:: Goal ::
Keep every line where the word "still" appears; drop the rest.
** START Data excerpts **
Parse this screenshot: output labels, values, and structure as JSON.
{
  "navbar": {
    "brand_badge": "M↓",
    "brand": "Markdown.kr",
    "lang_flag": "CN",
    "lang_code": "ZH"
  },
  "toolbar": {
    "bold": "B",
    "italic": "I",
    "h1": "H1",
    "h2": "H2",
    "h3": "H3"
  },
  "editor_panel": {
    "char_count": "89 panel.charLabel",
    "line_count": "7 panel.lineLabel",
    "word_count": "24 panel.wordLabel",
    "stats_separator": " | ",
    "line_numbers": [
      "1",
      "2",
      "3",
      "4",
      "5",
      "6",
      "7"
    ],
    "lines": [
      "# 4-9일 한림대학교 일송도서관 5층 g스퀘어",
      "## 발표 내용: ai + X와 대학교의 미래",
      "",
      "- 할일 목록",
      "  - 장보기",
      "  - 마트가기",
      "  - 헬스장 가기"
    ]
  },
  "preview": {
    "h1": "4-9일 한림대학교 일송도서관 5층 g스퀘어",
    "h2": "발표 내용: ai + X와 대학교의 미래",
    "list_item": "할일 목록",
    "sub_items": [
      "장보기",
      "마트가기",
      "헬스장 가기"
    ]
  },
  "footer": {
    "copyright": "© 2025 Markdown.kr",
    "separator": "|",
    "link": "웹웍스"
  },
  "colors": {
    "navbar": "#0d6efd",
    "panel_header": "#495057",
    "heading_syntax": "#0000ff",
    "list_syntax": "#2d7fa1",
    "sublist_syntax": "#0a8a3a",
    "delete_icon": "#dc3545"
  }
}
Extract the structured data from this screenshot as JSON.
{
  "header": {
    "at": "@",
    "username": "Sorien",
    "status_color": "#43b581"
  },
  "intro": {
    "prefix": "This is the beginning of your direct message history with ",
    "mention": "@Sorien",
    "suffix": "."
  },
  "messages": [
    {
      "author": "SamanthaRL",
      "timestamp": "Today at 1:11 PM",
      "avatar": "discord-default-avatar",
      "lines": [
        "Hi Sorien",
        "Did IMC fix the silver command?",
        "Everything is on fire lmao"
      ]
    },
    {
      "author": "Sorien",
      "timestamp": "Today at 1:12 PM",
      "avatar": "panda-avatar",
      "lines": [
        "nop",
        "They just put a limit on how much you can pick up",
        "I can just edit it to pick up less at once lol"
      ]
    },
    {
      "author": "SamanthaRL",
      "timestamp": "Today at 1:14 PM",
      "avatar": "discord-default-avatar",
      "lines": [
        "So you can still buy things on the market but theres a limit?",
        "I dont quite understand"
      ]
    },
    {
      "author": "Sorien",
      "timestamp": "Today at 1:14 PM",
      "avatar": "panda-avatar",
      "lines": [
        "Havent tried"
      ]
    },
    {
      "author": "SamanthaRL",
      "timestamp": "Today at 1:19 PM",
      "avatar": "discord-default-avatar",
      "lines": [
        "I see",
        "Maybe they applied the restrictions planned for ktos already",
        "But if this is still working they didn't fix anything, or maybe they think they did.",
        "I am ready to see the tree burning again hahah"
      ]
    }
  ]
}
** END Data excerpts **
:: Task response ::
        "So you can still buy things on the market but theres a limit?",
        "But if this is still working they didn't fix anything, or maybe they think they did.",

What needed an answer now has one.